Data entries
---+---

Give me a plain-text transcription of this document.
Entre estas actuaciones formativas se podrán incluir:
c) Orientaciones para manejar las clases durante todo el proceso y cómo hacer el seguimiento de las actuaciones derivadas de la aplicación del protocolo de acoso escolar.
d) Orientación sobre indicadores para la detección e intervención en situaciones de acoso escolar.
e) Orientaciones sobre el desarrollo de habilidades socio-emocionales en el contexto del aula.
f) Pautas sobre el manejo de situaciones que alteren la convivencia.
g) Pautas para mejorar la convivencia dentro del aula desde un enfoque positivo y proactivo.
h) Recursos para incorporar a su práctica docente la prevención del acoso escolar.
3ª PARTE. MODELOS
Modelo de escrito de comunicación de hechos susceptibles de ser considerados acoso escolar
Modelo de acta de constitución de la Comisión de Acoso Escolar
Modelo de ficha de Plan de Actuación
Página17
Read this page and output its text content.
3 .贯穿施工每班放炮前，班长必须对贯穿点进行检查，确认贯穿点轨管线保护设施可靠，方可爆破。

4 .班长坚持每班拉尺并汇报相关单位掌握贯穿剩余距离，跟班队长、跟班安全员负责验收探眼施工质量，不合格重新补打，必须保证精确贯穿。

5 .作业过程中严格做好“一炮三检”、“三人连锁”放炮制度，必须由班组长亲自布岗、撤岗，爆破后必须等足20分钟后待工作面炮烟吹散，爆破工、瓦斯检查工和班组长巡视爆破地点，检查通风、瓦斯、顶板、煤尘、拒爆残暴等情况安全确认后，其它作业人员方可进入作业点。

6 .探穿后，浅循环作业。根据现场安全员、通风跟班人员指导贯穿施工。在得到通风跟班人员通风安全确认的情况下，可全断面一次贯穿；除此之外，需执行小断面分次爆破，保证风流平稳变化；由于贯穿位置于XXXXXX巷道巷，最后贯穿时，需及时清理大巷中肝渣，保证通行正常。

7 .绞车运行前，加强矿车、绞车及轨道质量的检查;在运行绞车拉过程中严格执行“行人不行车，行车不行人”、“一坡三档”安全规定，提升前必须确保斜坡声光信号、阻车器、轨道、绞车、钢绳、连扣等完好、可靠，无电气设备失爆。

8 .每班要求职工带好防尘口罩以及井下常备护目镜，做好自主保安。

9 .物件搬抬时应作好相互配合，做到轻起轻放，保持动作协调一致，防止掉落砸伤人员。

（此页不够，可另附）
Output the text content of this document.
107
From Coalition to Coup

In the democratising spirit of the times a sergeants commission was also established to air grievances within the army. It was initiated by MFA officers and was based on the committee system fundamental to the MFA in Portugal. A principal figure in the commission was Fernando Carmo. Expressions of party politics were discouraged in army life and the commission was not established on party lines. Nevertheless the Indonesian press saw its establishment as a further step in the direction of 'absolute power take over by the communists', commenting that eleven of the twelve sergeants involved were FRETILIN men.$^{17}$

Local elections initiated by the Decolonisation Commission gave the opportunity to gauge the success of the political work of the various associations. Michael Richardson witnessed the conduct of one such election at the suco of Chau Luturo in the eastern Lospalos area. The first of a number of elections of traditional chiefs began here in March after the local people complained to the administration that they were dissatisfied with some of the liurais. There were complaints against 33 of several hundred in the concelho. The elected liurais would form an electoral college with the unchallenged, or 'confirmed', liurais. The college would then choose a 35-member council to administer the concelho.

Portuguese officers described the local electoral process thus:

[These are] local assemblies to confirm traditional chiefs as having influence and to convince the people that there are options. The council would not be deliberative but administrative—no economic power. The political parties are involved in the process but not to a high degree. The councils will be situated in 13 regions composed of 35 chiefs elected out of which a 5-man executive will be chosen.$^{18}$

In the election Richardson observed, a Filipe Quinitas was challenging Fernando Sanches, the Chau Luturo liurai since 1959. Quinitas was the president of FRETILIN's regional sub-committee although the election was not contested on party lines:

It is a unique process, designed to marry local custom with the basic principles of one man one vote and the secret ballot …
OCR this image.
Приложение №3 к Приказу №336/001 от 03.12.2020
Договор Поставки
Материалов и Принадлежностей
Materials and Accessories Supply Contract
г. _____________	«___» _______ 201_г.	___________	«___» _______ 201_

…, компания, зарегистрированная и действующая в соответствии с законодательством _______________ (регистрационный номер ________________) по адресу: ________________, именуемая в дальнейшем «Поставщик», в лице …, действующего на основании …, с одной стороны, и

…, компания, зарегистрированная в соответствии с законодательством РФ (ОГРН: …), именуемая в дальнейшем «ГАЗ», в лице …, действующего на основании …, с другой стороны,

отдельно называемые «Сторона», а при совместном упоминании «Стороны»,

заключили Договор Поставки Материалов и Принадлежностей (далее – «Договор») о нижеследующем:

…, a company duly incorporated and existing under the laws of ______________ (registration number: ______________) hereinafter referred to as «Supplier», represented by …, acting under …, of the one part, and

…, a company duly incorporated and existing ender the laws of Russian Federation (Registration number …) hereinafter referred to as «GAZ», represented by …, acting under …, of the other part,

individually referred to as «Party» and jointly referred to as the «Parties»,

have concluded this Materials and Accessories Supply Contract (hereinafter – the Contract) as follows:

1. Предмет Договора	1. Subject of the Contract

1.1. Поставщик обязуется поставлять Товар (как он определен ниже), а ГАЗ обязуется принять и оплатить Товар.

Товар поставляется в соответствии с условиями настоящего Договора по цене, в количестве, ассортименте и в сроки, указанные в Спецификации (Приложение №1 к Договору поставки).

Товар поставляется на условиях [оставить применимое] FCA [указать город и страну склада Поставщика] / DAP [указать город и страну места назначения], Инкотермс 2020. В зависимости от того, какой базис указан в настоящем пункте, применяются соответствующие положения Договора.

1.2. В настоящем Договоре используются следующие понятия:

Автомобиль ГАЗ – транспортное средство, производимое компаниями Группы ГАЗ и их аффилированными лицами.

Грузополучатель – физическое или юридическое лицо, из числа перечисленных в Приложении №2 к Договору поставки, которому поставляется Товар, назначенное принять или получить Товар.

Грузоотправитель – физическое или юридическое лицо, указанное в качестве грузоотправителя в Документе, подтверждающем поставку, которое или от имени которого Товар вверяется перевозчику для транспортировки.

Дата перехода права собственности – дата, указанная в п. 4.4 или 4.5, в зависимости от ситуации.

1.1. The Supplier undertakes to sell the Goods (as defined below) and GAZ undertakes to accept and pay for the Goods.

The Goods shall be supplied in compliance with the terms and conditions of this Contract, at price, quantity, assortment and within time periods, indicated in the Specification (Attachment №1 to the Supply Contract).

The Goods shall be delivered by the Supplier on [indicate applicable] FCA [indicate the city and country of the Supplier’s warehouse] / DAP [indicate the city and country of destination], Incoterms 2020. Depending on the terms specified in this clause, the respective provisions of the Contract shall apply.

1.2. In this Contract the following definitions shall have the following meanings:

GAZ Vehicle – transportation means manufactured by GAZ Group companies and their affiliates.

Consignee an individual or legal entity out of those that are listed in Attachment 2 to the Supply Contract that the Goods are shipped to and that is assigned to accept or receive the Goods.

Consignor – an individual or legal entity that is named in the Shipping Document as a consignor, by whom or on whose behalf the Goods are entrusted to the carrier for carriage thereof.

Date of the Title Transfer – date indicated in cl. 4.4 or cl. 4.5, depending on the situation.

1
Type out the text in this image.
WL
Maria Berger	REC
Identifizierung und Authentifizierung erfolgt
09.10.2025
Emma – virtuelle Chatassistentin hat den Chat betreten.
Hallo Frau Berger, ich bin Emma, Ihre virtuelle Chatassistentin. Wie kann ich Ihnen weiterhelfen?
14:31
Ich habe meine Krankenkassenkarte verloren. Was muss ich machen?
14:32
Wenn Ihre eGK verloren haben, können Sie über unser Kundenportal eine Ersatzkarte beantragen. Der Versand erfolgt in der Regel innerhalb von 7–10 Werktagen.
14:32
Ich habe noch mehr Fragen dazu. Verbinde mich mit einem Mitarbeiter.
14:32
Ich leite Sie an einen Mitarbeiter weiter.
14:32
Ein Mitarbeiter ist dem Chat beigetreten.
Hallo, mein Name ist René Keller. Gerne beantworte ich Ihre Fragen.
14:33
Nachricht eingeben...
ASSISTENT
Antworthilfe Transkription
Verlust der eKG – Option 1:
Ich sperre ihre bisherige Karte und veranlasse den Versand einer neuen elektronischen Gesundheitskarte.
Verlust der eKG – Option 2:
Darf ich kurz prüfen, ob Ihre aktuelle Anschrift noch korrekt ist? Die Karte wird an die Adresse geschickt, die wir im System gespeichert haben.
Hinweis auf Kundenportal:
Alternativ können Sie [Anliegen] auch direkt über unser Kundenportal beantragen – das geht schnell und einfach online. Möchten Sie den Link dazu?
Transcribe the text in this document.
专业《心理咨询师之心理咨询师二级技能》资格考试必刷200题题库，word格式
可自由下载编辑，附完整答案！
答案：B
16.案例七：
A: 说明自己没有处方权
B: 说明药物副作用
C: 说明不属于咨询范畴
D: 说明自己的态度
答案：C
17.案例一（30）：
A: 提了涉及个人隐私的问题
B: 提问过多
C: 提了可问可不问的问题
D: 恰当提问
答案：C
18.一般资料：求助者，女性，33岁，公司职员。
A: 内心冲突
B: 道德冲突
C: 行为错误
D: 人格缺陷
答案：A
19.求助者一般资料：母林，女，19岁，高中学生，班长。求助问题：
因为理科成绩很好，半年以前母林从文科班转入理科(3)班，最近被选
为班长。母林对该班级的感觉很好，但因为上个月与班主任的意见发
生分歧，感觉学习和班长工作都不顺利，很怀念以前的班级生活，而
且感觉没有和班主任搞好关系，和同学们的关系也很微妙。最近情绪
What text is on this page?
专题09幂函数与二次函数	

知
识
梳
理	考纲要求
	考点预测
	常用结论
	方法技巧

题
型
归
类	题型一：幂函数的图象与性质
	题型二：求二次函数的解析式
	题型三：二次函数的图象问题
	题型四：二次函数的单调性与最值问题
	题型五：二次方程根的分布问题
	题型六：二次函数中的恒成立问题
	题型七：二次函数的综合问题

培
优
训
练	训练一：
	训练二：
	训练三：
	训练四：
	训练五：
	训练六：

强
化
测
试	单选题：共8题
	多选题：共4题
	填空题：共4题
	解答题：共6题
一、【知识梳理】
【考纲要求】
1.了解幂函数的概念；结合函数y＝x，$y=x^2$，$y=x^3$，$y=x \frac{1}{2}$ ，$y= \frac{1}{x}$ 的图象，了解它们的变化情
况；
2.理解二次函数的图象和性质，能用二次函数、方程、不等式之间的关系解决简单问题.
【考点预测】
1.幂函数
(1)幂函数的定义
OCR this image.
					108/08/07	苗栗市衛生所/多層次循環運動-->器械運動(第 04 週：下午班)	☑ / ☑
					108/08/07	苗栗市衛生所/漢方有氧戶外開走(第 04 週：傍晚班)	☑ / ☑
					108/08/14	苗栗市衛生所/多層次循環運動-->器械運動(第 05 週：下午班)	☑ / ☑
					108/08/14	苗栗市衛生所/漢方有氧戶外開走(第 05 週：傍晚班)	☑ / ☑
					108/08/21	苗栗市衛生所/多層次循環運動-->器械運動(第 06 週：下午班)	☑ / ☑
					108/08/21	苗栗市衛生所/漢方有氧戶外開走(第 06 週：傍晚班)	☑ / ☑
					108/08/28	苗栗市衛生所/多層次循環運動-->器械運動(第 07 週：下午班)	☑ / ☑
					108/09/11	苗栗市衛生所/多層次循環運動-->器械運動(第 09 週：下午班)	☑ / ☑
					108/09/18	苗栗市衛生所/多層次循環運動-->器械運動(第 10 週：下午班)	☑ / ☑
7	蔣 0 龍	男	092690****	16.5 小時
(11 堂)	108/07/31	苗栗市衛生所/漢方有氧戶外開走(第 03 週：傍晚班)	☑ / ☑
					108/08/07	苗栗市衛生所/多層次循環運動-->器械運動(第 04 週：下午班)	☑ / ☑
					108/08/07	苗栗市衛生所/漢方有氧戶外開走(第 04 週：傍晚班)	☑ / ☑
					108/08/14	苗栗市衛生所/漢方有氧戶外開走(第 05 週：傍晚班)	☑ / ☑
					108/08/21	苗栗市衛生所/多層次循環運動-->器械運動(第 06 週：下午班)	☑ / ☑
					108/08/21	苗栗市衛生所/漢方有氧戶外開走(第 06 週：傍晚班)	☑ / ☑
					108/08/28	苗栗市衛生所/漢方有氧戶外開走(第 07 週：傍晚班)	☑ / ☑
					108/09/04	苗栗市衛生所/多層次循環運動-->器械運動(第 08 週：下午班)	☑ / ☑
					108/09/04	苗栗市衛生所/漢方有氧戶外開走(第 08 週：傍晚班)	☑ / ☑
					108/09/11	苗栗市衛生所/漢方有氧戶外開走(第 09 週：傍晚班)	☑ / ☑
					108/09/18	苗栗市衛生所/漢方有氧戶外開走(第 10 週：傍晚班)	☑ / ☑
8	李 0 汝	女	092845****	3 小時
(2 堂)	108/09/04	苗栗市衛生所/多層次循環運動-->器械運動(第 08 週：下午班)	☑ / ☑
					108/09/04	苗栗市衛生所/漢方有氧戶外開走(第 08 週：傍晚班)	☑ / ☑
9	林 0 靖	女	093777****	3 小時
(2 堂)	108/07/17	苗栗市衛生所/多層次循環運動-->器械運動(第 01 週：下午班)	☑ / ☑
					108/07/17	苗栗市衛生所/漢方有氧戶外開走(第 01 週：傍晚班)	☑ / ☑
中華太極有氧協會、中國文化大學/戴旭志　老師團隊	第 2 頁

---+---

**WHAT IS EXPECTED**
Count every line in the entries above where the word "Contract" appears; respond with the number alone.

**FULL OUTPUT**
7